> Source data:
BEGIN

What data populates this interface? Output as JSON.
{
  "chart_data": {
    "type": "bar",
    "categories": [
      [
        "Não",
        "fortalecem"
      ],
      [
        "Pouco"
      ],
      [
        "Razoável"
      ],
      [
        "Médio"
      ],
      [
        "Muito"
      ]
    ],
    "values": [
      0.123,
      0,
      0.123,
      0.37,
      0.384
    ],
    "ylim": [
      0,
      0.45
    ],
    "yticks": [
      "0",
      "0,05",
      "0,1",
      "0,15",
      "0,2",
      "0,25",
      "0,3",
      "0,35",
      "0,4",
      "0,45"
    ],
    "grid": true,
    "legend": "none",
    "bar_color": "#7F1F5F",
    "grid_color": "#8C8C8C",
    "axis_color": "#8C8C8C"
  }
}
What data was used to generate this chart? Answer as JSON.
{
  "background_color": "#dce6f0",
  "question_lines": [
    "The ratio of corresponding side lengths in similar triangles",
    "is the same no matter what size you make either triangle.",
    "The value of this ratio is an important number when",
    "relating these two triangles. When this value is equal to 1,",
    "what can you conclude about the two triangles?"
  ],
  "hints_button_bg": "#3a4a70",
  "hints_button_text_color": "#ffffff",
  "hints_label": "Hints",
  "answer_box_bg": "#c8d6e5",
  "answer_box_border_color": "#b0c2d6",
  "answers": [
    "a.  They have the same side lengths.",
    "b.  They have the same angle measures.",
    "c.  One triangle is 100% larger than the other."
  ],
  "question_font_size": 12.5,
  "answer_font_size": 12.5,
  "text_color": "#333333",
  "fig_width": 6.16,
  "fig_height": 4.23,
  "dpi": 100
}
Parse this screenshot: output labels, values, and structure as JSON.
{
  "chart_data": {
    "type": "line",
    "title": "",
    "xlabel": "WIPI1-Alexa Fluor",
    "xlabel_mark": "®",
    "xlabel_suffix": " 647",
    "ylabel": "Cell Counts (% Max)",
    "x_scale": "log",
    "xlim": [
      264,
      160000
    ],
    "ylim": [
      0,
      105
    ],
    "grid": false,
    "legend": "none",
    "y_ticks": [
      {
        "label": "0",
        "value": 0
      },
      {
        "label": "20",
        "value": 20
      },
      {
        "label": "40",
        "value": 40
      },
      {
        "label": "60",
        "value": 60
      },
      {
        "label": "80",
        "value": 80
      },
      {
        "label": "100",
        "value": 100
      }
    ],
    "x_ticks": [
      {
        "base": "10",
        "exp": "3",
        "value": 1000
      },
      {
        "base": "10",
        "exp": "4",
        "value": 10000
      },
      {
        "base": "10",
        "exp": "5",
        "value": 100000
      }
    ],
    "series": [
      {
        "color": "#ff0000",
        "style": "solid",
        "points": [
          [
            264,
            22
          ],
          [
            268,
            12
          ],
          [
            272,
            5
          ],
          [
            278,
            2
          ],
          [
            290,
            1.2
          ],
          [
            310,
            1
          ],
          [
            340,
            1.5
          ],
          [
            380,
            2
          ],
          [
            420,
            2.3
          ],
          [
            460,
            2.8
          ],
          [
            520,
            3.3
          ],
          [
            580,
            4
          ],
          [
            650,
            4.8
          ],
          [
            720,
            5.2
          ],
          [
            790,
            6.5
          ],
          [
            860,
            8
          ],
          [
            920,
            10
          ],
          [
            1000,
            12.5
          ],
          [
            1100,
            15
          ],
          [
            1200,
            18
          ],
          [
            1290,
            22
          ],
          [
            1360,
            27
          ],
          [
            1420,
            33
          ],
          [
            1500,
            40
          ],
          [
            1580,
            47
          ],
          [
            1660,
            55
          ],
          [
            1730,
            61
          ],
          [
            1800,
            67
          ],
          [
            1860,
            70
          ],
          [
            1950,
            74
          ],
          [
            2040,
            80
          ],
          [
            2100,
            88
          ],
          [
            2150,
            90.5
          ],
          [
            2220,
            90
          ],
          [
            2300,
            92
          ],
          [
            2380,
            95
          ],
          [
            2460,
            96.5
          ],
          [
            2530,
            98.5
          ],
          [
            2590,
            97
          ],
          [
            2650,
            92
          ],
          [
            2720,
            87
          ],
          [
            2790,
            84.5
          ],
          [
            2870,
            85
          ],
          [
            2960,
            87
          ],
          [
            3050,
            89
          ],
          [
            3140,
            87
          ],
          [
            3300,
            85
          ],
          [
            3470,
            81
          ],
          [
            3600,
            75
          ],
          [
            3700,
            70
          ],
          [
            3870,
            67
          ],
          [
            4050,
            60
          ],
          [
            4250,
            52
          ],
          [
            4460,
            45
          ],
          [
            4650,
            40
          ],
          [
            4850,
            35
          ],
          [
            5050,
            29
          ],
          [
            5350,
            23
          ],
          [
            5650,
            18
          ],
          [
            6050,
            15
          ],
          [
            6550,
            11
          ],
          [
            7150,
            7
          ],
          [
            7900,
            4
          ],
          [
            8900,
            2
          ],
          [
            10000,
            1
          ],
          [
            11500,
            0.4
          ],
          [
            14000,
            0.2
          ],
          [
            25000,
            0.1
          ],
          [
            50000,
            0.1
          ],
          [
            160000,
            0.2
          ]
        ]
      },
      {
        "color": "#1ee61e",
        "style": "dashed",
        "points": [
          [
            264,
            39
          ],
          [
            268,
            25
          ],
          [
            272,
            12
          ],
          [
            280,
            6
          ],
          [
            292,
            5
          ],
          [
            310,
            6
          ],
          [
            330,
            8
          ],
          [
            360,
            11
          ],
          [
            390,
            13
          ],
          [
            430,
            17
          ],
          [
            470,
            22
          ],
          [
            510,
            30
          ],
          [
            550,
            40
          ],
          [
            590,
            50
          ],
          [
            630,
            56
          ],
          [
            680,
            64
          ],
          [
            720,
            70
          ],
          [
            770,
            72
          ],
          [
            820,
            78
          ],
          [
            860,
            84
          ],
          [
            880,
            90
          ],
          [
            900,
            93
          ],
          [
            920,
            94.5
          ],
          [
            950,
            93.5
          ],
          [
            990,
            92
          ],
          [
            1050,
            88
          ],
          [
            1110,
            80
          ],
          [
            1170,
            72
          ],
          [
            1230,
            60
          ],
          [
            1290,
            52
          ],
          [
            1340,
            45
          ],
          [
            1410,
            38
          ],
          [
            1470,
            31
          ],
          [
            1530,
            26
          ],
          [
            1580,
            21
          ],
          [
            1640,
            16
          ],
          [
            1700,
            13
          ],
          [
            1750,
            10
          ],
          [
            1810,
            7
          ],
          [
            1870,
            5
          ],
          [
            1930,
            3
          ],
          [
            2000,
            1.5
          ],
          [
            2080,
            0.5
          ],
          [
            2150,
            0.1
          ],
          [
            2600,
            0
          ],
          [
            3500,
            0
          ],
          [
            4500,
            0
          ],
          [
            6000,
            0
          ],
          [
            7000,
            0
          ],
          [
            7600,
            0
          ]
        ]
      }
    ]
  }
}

END

> What to do: Would you give the material above again, complete and exact?

> Written response:
What data populates this interface? Output as JSON.
{
  "chart_data": {
    "type": "bar",
    "categories": [
      [
        "Não",
        "fortalecem"
      ],
      [
        "Pouco"
      ],
      [
        "Razoável"
      ],
      [
        "Médio"
      ],
      [
        "Muito"
      ]
    ],
    "values": [
      0.123,
      0,
      0.123,
      0.37,
      0.384
    ],
    "ylim": [
      0,
      0.45
    ],
    "yticks": [
      "0",
      "0,05",
      "0,1",
      "0,15",
      "0,2",
      "0,25",
      "0,3",
      "0,35",
      "0,4",
      "0,45"
    ],
    "grid": true,
    "legend": "none",
    "bar_color": "#7F1F5F",
    "grid_color": "#8C8C8C",
    "axis_color": "#8C8C8C"
  }
}
What data was used to generate this chart? Answer as JSON.
{
  "background_color": "#dce6f0",
  "question_lines": [
    "The ratio of corresponding side lengths in similar triangles",
    "is the same no matter what size you make either triangle.",
    "The value of this ratio is an important number when",
    "relating these two triangles. When this value is equal to 1,",
    "what can you conclude about the two triangles?"
  ],
  "hints_button_bg": "#3a4a70",
  "hints_button_text_color": "#ffffff",
  "hints_label": "Hints",
  "answer_box_bg": "#c8d6e5",
  "answer_box_border_color": "#b0c2d6",
  "answers": [
    "a.  They have the same side lengths.",
    "b.  They have the same angle measures.",
    "c.  One triangle is 100% larger than the other."
  ],
  "question_font_size": 12.5,
  "answer_font_size": 12.5,
  "text_color": "#333333",
  "fig_width": 6.16,
  "fig_height": 4.23,
  "dpi": 100
}
Parse this screenshot: output labels, values, and structure as JSON.
{
  "chart_data": {
    "type": "line",
    "title": "",
    "xlabel": "WIPI1-Alexa Fluor",
    "xlabel_mark": "®",
    "xlabel_suffix": " 647",
    "ylabel": "Cell Counts (% Max)",
    "x_scale": "log",
    "xlim": [
      264,
      160000
    ],
    "ylim": [
      0,
      105
    ],
    "grid": false,
    "legend": "none",
    "y_ticks": [
      {
        "label": "0",
        "value": 0
      },
      {
        "label": "20",
        "value": 20
      },
      {
        "label": "40",
        "value": 40
      },
      {
        "label": "60",
        "value": 60
      },
      {
        "label": "80",
        "value": 80
      },
      {
        "label": "100",
        "value": 100
      }
    ],
    "x_ticks": [
      {
        "base": "10",
        "exp": "3",
        "value": 1000
      },
      {
        "base": "10",
        "exp": "4",
        "value": 10000
      },
      {
        "base": "10",
        "exp": "5",
        "value": 100000
      }
    ],
    "series": [
      {
        "color": "#ff0000",
        "style": "solid",
        "points": [
          [
            264,
            22
          ],
          [
            268,
            12
          ],
          [
            272,
            5
          ],
          [
            278,
            2
          ],
          [
            290,
            1.2
          ],
          [
            310,
            1
          ],
          [
            340,
            1.5
          ],
          [
            380,
            2
          ],
          [
            420,
            2.3
          ],
          [
            460,
            2.8
          ],
          [
            520,
            3.3
          ],
          [
            580,
            4
          ],
          [
            650,
            4.8
          ],
          [
            720,
            5.2
          ],
          [
            790,
            6.5
          ],
          [
            860,
            8
          ],
          [
            920,
            10
          ],
          [
            1000,
            12.5
          ],
          [
            1100,
            15
          ],
          [
            1200,
            18
          ],
          [
            1290,
            22
          ],
          [
            1360,
            27
          ],
          [
            1420,
            33
          ],
          [
            1500,
            40
          ],
          [
            1580,
            47
          ],
          [
            1660,
            55
          ],
          [
            1730,
            61
          ],
          [
            1800,
            67
          ],
          [
            1860,
            70
          ],
          [
            1950,
            74
          ],
          [
            2040,
            80
          ],
          [
            2100,
            88
          ],
          [
            2150,
            90.5
          ],
          [
            2220,
            90
          ],
          [
            2300,
            92
          ],
          [
            2380,
            95
          ],
          [
            2460,
            96.5
          ],
          [
            2530,
            98.5
          ],
          [
            2590,
            97
          ],
          [
            2650,
            92
          ],
          [
            2720,
            87
          ],
          [
            2790,
            84.5
          ],
          [
            2870,
            85
          ],
          [
            2960,
            87
          ],
          [
            3050,
            89
          ],
          [
            3140,
            87
          ],
          [
            3300,
            85
          ],
          [
            3470,
            81
          ],
          [
            3600,
            75
          ],
          [
            3700,
            70
          ],
          [
            3870,
            67
          ],
          [
            4050,
            60
          ],
          [
            4250,
            52
          ],
          [
            4460,
            45
          ],
          [
            4650,
            40
          ],
          [
            4850,
            35
          ],
          [
            5050,
            29
          ],
          [
            5350,
            23
          ],
          [
            5650,
            18
          ],
          [
            6050,
            15
          ],
          [
            6550,
            11
          ],
          [
            7150,
            7
          ],
          [
            7900,
            4
          ],
          [
            8900,
            2
          ],
          [
            10000,
            1
          ],
          [
            11500,
            0.4
          ],
          [
            14000,
            0.2
          ],
          [
            25000,
            0.1
          ],
          [
            50000,
            0.1
          ],
          [
            160000,
            0.2
          ]
        ]
      },
      {
        "color": "#1ee61e",
        "style": "dashed",
        "points": [
          [
            264,
            39
          ],
          [
            268,
            25
          ],
          [
            272,
            12
          ],
          [
            280,
            6
          ],
          [
            292,
            5
          ],
          [
            310,
            6
          ],
          [
            330,
            8
          ],
          [
            360,
            11
          ],
          [
            390,
            13
          ],
          [
            430,
            17
          ],
          [
            470,
            22
          ],
          [
            510,
            30
          ],
          [
            550,
            40
          ],
          [
            590,
            50
          ],
          [
            630,
            56
          ],
          [
            680,
            64
          ],
          [
            720,
            70
          ],
          [
            770,
            72
          ],
          [
            820,
            78
          ],
          [
            860,
            84
          ],
          [
            880,
            90
          ],
          [
            900,
            93
          ],
          [
            920,
            94.5
          ],
          [
            950,
            93.5
          ],
          [
            990,
            92
          ],
          [
            1050,
            88
          ],
          [
            1110,
            80
          ],
          [
            1170,
            72
          ],
          [
            1230,
            60
          ],
          [
            1290,
            52
          ],
          [
            1340,
            45
          ],
          [
            1410,
            38
          ],
          [
            1470,
            31
          ],
          [
            1530,
            26
          ],
          [
            1580,
            21
          ],
          [
            1640,
            16
          ],
          [
            1700,
            13
          ],
          [
            1750,
            10
          ],
          [
            1810,
            7
          ],
          [
            1870,
            5
          ],
          [
            1930,
            3
          ],
          [
            2000,
            1.5
          ],
          [
            2080,
            0.5
          ],
          [
            2150,
            0.1
          ],
          [
            2600,
            0
          ],
          [
            3500,
            0
          ],
          [
            4500,
            0
          ],
          [
            6000,
            0
          ],
          [
            7000,
            0
          ],
          [
            7600,
            0
          ]
        ]
      }
    ]
  }
}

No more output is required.